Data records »

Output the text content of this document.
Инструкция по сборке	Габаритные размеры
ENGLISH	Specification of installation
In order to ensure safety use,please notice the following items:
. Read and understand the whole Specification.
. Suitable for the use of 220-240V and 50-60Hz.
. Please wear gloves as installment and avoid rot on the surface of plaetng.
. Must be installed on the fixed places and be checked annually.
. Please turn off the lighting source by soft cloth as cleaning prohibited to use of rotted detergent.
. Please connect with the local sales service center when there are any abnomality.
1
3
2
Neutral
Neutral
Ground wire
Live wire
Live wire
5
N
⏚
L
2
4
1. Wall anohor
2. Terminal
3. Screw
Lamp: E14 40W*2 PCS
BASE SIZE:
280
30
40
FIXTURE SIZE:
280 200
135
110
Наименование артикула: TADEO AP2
* * *
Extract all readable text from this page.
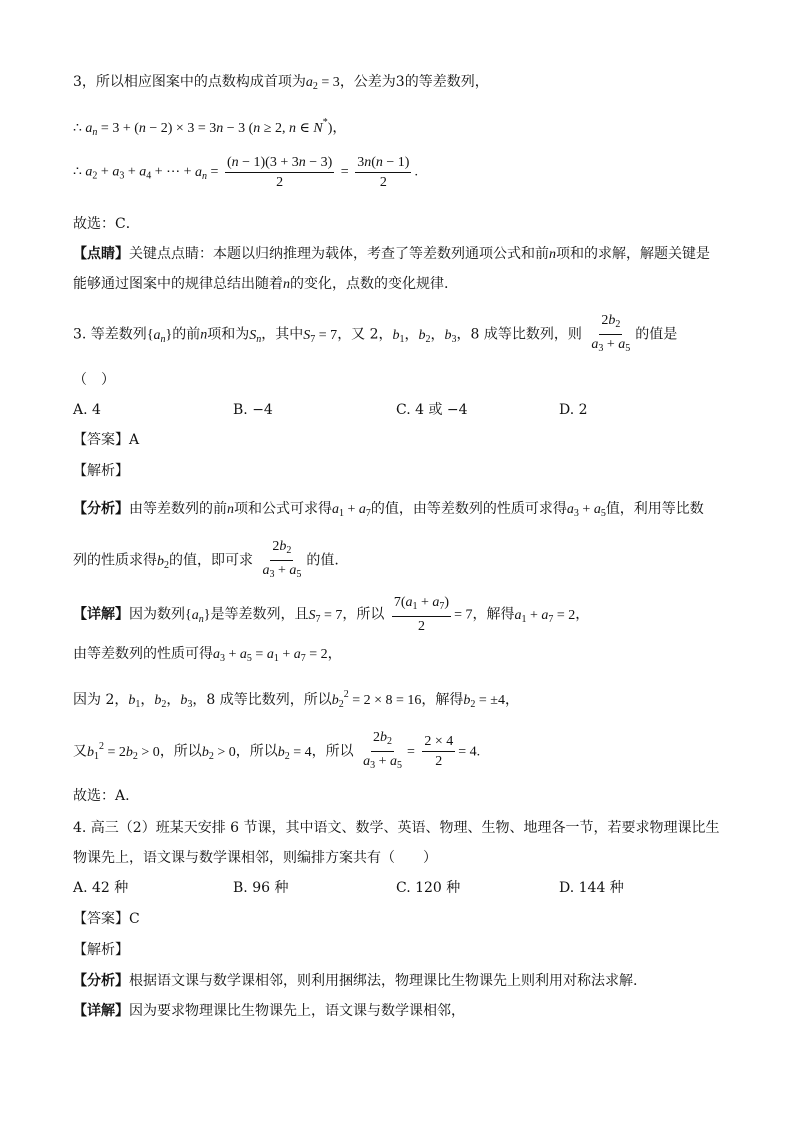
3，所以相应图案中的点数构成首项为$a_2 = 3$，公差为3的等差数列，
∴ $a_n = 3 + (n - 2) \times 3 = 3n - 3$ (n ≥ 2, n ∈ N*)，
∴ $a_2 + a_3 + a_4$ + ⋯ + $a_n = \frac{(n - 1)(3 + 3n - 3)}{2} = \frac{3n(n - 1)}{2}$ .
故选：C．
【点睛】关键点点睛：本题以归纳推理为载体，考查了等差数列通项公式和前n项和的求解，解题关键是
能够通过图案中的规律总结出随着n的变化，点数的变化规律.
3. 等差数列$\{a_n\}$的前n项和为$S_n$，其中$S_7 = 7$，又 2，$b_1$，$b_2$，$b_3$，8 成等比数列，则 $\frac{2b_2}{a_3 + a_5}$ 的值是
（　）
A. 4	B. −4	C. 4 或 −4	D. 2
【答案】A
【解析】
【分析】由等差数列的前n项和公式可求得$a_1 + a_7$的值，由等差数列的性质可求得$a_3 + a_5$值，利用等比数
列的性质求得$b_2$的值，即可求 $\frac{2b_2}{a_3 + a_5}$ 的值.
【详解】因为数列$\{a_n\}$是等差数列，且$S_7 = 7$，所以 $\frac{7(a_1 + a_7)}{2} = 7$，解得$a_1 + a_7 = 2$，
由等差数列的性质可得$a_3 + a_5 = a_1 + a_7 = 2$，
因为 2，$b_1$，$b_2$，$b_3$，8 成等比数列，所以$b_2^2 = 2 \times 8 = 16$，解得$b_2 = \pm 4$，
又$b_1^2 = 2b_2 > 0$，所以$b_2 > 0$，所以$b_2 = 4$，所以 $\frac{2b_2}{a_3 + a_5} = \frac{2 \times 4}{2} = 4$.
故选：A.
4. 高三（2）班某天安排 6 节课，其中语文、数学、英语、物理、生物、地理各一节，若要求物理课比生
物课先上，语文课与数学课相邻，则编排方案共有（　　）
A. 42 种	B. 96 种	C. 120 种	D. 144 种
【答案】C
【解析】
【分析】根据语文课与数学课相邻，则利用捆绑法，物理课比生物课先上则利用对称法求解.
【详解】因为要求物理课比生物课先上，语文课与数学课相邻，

EXERCISE DIRECTIONS »
State the number of lines in the records that include "成等比数列", and write nothing else.

RESULT »
2